Problem to work on: Locate each line of the material that contains "Touch", then return it.
********
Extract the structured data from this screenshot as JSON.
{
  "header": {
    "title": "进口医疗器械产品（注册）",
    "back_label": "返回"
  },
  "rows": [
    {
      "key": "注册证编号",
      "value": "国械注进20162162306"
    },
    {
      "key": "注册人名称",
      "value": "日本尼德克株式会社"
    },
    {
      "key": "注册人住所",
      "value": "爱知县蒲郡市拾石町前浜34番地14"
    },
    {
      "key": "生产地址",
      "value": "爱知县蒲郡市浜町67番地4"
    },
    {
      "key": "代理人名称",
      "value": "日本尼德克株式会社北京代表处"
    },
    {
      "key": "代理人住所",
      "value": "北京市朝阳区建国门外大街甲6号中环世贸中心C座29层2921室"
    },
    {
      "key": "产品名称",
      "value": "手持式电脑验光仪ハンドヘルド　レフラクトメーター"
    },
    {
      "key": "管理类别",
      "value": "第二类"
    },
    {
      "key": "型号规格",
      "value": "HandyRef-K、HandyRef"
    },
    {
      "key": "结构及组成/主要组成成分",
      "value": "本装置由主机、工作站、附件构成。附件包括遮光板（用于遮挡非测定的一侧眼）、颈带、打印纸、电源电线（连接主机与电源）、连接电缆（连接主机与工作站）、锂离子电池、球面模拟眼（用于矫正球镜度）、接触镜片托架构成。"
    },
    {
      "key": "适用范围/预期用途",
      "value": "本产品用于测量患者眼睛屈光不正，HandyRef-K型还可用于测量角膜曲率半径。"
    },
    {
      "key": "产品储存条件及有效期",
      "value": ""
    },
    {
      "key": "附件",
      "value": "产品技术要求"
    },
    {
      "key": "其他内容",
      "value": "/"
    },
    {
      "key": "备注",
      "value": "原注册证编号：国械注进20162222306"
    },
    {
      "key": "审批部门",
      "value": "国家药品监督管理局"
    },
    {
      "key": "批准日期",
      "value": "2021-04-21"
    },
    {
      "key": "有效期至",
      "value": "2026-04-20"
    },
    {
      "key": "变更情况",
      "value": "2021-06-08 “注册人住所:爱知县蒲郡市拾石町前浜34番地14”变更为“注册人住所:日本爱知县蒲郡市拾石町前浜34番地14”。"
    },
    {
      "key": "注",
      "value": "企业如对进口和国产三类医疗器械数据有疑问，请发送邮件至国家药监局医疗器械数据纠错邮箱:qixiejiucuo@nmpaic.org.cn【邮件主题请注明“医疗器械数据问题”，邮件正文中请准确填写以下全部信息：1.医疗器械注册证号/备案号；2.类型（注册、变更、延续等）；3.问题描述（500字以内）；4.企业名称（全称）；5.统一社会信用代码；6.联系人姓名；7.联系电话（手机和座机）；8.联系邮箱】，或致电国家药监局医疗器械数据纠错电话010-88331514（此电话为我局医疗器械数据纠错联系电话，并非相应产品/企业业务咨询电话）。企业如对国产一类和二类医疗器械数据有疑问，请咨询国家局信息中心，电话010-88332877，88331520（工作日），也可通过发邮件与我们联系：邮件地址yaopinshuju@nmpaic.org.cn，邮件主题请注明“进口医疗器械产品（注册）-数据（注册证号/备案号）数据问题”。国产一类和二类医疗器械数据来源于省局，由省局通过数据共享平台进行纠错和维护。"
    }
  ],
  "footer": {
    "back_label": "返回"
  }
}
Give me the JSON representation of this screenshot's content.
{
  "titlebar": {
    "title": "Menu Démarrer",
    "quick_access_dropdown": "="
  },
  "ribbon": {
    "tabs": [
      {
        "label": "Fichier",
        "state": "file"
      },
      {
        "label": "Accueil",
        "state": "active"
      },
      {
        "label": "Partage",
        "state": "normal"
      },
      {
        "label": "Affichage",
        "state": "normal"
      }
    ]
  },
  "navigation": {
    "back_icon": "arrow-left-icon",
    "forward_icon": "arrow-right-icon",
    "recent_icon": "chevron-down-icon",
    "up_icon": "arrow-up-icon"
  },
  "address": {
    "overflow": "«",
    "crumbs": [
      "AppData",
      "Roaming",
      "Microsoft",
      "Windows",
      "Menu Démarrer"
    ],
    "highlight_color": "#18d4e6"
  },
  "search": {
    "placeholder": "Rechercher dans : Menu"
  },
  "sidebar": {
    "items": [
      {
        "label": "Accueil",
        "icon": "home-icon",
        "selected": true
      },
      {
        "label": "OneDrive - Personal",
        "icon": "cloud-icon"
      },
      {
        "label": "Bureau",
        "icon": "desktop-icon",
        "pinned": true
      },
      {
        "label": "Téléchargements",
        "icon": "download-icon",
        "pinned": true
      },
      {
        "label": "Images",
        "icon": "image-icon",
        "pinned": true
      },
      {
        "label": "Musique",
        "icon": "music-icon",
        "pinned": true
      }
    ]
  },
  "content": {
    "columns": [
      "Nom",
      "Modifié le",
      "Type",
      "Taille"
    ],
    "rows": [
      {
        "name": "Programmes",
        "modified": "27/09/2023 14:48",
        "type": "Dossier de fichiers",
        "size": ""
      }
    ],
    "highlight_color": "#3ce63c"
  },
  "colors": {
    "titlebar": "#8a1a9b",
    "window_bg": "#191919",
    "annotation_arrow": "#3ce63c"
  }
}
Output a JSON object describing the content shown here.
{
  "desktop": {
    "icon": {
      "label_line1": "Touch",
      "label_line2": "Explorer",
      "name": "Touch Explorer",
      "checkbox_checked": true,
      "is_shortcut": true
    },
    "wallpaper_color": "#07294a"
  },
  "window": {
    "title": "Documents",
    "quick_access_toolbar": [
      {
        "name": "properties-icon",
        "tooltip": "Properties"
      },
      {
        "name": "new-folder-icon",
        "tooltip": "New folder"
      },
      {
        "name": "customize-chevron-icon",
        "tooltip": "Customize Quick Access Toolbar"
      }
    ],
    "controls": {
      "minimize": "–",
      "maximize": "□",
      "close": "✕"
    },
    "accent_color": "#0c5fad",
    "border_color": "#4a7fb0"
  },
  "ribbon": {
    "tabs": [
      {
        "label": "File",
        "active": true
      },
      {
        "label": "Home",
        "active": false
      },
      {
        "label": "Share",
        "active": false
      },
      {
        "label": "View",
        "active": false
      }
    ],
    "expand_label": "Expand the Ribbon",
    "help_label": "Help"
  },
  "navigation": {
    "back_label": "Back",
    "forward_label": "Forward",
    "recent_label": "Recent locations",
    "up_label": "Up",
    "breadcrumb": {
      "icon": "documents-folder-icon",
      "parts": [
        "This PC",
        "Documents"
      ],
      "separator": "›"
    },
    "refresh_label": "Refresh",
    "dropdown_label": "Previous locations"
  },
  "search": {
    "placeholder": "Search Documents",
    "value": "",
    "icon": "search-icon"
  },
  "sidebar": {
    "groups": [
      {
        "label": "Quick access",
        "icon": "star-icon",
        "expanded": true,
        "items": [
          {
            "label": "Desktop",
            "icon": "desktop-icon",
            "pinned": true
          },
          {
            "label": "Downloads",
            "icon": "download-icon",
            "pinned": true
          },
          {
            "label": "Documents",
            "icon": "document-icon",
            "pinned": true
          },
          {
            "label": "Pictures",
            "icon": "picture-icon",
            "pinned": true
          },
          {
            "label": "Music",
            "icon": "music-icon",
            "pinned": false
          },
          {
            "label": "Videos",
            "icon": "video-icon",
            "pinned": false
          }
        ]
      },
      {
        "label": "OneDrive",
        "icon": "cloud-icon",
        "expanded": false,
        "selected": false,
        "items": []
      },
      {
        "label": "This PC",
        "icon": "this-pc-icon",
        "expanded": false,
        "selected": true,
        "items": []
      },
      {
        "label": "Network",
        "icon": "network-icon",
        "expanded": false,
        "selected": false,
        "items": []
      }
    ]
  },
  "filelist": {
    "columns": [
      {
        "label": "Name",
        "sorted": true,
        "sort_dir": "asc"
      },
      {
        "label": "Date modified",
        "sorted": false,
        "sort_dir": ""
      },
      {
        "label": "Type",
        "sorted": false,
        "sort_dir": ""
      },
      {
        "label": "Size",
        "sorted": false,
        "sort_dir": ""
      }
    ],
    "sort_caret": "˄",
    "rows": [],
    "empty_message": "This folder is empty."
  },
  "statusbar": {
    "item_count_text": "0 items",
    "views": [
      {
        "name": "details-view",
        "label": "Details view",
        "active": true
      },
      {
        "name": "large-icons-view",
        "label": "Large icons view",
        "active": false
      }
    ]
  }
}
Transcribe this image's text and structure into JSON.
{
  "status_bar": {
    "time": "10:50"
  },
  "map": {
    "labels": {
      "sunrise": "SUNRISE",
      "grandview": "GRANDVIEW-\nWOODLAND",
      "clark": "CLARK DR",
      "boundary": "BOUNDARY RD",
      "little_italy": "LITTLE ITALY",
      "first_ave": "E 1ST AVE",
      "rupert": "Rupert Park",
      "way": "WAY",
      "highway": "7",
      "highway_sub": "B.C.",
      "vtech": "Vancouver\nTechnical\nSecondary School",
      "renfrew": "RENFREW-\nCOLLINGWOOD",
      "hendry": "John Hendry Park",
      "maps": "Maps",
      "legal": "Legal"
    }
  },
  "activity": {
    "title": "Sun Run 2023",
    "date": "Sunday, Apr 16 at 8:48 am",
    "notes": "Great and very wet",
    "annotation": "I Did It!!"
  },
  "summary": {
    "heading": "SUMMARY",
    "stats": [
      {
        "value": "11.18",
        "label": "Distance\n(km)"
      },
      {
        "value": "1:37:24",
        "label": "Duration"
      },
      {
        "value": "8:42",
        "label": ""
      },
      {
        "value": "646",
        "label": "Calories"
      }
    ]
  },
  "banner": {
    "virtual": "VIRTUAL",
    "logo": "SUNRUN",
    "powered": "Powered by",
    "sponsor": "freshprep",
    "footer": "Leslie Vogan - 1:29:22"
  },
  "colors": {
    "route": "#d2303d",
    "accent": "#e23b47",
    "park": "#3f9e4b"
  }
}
********
Reply:
      "label_line1": "Touch",
      "name": "Touch Explorer",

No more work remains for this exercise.